# [WHAT IS NEEDED]
Report how many lines of the rows below contain the string "legend", where case counts. Give only the number.

# [GIVEN INFORMATION]
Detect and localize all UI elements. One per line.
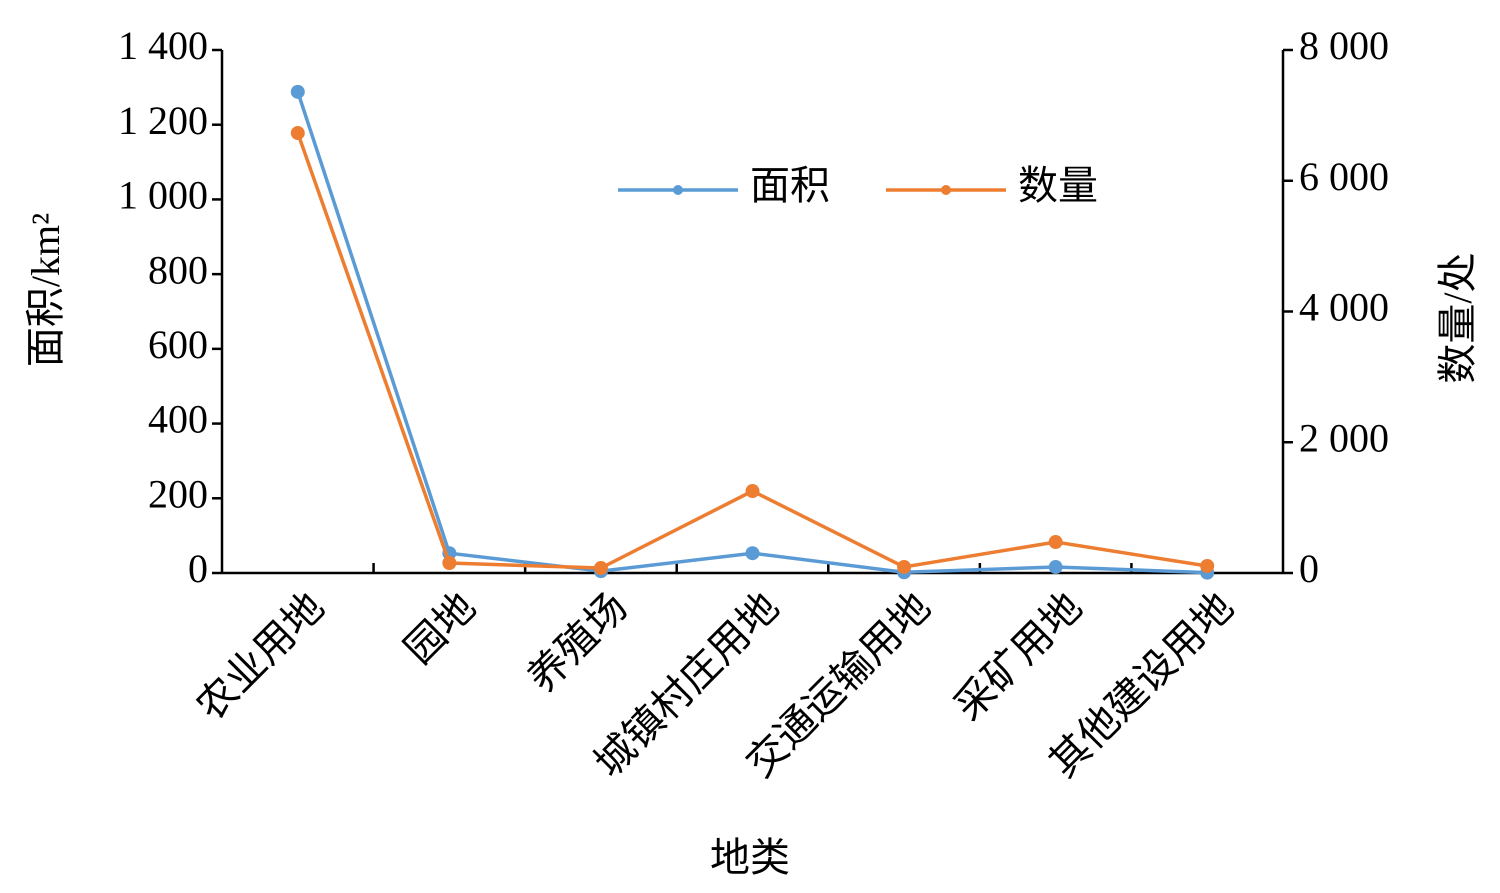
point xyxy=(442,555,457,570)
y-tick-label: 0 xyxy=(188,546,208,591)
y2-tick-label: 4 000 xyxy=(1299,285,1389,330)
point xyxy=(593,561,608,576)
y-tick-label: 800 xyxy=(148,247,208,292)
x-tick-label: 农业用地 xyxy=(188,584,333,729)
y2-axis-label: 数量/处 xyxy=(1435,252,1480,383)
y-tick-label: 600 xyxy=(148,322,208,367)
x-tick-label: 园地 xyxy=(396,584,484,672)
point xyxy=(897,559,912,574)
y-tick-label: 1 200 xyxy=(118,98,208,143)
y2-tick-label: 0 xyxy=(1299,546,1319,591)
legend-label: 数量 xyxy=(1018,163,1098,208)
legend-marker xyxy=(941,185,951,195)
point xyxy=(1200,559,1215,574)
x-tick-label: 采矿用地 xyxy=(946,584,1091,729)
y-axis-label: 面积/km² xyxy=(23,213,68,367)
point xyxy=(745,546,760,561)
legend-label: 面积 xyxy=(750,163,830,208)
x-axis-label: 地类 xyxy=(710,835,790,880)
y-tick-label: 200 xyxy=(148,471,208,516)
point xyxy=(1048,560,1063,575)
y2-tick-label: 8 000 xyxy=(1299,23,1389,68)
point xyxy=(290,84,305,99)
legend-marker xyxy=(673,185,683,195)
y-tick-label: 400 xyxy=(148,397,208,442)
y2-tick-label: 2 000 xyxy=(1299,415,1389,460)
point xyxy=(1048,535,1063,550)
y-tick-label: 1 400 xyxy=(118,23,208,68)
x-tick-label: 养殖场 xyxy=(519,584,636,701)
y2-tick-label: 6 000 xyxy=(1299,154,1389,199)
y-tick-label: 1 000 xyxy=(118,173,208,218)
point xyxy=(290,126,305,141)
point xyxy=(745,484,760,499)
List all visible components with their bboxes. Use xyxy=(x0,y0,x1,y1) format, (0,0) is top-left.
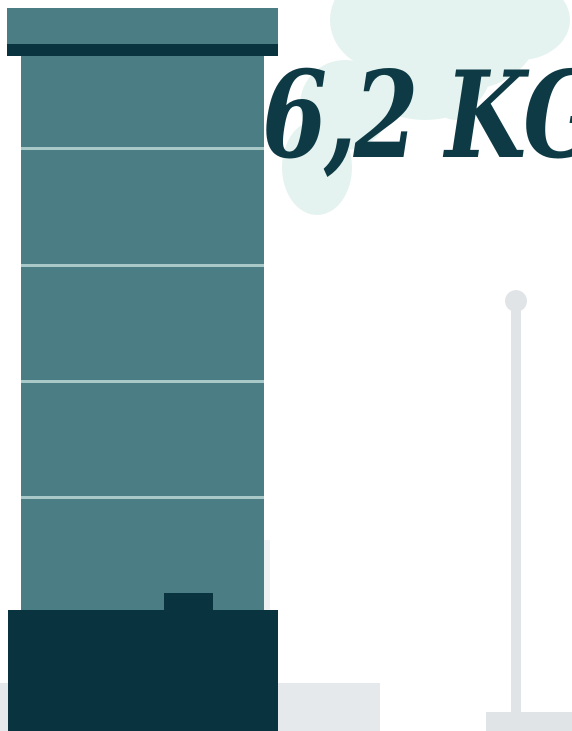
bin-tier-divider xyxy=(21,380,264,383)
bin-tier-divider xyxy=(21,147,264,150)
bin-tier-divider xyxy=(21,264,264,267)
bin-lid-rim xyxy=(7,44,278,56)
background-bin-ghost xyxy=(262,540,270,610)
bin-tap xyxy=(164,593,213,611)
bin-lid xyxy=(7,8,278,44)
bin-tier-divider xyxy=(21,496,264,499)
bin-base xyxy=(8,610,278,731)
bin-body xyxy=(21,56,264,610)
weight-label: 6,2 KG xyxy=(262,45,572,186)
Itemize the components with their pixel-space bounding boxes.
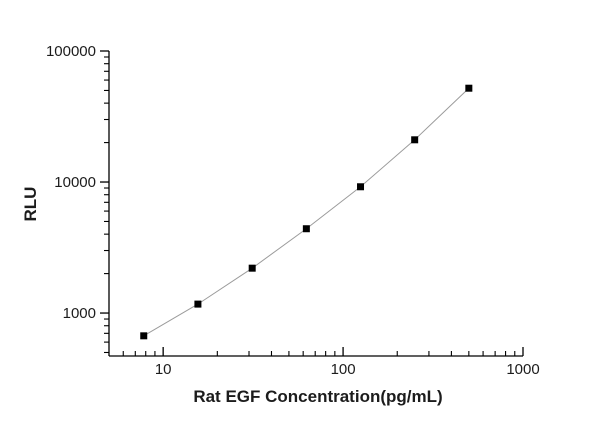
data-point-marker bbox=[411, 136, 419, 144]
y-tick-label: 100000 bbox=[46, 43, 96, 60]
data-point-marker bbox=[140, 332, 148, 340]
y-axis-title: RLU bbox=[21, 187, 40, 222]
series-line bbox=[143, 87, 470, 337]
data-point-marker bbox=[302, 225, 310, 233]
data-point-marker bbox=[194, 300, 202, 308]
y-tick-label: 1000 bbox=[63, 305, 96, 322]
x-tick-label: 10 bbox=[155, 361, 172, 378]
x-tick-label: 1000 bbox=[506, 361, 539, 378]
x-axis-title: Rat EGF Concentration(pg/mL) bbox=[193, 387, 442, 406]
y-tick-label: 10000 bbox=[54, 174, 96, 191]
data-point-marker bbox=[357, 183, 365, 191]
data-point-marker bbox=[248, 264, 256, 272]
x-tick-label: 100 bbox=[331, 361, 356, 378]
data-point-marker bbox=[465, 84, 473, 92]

# [SOLUTION]
4